Records about charts and figures
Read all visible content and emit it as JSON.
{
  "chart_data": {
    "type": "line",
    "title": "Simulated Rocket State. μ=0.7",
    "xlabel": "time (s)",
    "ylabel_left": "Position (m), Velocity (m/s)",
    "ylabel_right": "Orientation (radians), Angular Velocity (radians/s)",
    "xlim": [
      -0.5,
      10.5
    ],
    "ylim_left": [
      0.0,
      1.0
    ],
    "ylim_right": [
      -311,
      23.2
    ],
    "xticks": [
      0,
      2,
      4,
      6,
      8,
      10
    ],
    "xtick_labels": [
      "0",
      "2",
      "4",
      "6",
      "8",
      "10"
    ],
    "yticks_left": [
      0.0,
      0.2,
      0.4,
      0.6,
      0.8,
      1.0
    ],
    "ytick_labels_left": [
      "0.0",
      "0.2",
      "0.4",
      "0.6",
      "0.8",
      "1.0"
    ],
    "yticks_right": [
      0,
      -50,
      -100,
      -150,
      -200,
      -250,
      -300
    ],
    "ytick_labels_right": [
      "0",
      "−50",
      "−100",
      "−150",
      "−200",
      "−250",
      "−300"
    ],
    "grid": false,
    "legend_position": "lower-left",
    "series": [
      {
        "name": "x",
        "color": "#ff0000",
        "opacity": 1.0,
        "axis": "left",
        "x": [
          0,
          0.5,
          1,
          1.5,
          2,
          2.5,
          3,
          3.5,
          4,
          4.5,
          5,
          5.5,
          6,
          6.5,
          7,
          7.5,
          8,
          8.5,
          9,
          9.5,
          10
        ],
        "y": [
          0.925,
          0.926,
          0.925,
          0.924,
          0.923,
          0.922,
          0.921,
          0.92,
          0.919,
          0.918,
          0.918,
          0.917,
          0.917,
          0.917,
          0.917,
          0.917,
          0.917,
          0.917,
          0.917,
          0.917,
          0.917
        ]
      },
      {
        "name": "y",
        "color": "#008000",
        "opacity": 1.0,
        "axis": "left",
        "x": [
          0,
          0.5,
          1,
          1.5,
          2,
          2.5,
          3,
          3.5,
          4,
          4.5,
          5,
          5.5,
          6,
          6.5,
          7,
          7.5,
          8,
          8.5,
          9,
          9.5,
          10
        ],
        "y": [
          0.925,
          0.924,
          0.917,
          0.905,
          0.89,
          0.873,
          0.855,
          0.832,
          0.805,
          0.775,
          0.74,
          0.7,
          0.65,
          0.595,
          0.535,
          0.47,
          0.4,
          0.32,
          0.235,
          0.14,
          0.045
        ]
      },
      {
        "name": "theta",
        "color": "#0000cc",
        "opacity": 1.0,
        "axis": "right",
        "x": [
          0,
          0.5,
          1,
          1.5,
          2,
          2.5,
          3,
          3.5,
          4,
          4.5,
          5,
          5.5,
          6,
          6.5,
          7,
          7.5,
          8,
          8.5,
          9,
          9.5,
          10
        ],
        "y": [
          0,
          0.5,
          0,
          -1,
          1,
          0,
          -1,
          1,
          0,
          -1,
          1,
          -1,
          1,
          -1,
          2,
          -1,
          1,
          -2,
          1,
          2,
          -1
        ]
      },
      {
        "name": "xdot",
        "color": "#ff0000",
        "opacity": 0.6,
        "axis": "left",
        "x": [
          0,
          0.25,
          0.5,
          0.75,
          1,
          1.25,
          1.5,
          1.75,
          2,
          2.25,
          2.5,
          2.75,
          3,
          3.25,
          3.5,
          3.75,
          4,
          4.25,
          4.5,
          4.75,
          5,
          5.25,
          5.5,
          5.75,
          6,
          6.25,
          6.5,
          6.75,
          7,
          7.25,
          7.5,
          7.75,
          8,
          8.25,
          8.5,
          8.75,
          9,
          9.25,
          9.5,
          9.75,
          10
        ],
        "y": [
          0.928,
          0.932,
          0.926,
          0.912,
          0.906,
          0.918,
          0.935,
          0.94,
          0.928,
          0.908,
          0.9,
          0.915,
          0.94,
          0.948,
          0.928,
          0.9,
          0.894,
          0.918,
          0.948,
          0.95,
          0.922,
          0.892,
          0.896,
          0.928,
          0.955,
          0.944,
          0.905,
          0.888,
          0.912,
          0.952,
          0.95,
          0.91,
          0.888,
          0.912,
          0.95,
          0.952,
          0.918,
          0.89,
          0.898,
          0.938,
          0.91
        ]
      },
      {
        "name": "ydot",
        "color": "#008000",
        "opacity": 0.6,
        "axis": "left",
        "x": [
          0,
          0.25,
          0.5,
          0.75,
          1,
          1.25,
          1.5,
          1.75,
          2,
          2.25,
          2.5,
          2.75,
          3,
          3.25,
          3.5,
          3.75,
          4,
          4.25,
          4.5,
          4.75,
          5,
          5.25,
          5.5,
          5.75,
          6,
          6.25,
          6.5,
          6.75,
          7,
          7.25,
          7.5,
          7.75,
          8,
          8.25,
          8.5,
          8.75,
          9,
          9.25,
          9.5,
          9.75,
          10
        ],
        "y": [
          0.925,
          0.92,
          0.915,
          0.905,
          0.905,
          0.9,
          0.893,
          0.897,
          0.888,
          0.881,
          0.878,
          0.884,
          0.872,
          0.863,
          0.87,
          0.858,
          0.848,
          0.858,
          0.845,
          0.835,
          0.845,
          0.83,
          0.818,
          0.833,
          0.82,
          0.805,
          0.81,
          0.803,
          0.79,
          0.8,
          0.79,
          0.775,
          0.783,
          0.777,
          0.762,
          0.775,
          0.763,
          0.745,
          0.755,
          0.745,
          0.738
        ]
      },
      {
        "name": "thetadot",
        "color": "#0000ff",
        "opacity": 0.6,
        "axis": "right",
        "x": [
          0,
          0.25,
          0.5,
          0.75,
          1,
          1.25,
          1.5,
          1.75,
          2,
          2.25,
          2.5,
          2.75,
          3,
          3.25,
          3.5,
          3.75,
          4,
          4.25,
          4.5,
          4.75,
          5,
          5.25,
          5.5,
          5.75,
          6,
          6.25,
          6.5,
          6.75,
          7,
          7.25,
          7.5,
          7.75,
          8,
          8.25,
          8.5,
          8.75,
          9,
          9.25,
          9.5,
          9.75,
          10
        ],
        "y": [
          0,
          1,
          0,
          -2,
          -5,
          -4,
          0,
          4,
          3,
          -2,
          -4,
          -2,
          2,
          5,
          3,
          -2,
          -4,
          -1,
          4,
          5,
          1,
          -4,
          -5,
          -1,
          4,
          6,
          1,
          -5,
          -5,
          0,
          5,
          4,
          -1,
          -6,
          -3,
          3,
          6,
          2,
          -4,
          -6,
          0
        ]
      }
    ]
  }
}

What the task asks:
Look through the entries above and list every line containing "name".

Written answer:
        "name": "x",
        "name": "y",
        "name": "theta",
        "name": "xdot",
        "name": "ydot",
        "name": "thetadot",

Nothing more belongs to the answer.